What you are asked to do | Can the data below be set down again exactly, line for line?

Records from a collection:
-- Begin --

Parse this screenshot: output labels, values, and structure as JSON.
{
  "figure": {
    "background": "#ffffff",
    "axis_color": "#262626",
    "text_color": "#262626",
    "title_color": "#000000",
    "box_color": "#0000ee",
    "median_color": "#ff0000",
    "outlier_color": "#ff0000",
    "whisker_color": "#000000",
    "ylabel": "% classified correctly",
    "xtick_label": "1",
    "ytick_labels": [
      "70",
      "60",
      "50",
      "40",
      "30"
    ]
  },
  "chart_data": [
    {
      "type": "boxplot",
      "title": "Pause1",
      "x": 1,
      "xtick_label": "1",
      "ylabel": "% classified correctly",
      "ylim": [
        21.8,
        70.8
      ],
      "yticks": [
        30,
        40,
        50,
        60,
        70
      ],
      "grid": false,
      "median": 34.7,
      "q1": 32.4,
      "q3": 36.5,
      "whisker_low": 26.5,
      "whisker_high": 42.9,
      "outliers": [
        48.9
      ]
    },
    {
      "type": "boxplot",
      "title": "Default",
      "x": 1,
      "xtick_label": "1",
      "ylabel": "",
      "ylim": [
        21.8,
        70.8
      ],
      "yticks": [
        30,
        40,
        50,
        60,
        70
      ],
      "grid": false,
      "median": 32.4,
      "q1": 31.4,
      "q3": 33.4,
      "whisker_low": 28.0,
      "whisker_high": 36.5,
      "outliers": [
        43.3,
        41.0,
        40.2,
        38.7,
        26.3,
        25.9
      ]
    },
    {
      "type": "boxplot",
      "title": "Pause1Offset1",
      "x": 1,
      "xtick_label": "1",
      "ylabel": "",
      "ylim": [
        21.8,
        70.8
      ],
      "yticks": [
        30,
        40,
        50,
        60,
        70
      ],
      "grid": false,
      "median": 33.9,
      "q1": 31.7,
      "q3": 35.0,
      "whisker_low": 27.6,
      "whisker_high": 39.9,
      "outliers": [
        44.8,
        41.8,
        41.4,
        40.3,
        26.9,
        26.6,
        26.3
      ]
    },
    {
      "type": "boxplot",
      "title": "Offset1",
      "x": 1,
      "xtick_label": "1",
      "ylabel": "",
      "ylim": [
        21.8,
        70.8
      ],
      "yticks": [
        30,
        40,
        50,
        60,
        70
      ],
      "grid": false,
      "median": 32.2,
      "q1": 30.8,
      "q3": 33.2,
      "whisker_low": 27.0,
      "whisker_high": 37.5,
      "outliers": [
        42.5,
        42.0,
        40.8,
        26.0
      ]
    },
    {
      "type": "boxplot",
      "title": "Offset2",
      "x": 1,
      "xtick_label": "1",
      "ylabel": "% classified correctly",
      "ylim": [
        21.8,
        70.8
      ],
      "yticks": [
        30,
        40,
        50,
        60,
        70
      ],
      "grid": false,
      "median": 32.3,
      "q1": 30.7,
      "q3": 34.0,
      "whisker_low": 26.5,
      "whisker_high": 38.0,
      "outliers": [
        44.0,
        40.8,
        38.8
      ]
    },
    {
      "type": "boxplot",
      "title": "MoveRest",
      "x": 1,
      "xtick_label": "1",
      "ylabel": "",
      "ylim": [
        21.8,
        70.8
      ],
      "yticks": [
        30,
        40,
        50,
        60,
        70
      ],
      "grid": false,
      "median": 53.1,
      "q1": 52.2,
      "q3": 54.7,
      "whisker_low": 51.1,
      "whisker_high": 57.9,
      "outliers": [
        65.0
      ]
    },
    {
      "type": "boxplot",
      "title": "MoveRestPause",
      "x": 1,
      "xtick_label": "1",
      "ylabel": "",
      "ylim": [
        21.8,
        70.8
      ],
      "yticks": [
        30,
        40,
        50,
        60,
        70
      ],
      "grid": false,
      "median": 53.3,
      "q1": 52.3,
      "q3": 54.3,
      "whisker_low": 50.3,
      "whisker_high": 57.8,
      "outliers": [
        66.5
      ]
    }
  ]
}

-- End --

Task solution |
Parse this screenshot: output labels, values, and structure as JSON.
{
  "figure": {
    "background": "#ffffff",
    "axis_color": "#262626",
    "text_color": "#262626",
    "title_color": "#000000",
    "box_color": "#0000ee",
    "median_color": "#ff0000",
    "outlier_color": "#ff0000",
    "whisker_color": "#000000",
    "ylabel": "% classified correctly",
    "xtick_label": "1",
    "ytick_labels": [
      "70",
      "60",
      "50",
      "40",
      "30"
    ]
  },
  "chart_data": [
    {
      "type": "boxplot",
      "title": "Pause1",
      "x": 1,
      "xtick_label": "1",
      "ylabel": "% classified correctly",
      "ylim": [
        21.8,
        70.8
      ],
      "yticks": [
        30,
        40,
        50,
        60,
        70
      ],
      "grid": false,
      "median": 34.7,
      "q1": 32.4,
      "q3": 36.5,
      "whisker_low": 26.5,
      "whisker_high": 42.9,
      "outliers": [
        48.9
      ]
    },
    {
      "type": "boxplot",
      "title": "Default",
      "x": 1,
      "xtick_label": "1",
      "ylabel": "",
      "ylim": [
        21.8,
        70.8
      ],
      "yticks": [
        30,
        40,
        50,
        60,
        70
      ],
      "grid": false,
      "median": 32.4,
      "q1": 31.4,
      "q3": 33.4,
      "whisker_low": 28.0,
      "whisker_high": 36.5,
      "outliers": [
        43.3,
        41.0,
        40.2,
        38.7,
        26.3,
        25.9
      ]
    },
    {
      "type": "boxplot",
      "title": "Pause1Offset1",
      "x": 1,
      "xtick_label": "1",
      "ylabel": "",
      "ylim": [
        21.8,
        70.8
      ],
      "yticks": [
        30,
        40,
        50,
        60,
        70
      ],
      "grid": false,
      "median": 33.9,
      "q1": 31.7,
      "q3": 35.0,
      "whisker_low": 27.6,
      "whisker_high": 39.9,
      "outliers": [
        44.8,
        41.8,
        41.4,
        40.3,
        26.9,
        26.6,
        26.3
      ]
    },
    {
      "type": "boxplot",
      "title": "Offset1",
      "x": 1,
      "xtick_label": "1",
      "ylabel": "",
      "ylim": [
        21.8,
        70.8
      ],
      "yticks": [
        30,
        40,
        50,
        60,
        70
      ],
      "grid": false,
      "median": 32.2,
      "q1": 30.8,
      "q3": 33.2,
      "whisker_low": 27.0,
      "whisker_high": 37.5,
      "outliers": [
        42.5,
        42.0,
        40.8,
        26.0
      ]
    },
    {
      "type": "boxplot",
      "title": "Offset2",
      "x": 1,
      "xtick_label": "1",
      "ylabel": "% classified correctly",
      "ylim": [
        21.8,
        70.8
      ],
      "yticks": [
        30,
        40,
        50,
        60,
        70
      ],
      "grid": false,
      "median": 32.3,
      "q1": 30.7,
      "q3": 34.0,
      "whisker_low": 26.5,
      "whisker_high": 38.0,
      "outliers": [
        44.0,
        40.8,
        38.8
      ]
    },
    {
      "type": "boxplot",
      "title": "MoveRest",
      "x": 1,
      "xtick_label": "1",
      "ylabel": "",
      "ylim": [
        21.8,
        70.8
      ],
      "yticks": [
        30,
        40,
        50,
        60,
        70
      ],
      "grid": false,
      "median": 53.1,
      "q1": 52.2,
      "q3": 54.7,
      "whisker_low": 51.1,
      "whisker_high": 57.9,
      "outliers": [
        65.0
      ]
    },
    {
      "type": "boxplot",
      "title": "MoveRestPause",
      "x": 1,
      "xtick_label": "1",
      "ylabel": "",
      "ylim": [
        21.8,
        70.8
      ],
      "yticks": [
        30,
        40,
        50,
        60,
        70
      ],
      "grid": false,
      "median": 53.3,
      "q1": 52.3,
      "q3": 54.3,
      "whisker_low": 50.3,
      "whisker_high": 57.8,
      "outliers": [
        66.5
      ]
    }
  ]
}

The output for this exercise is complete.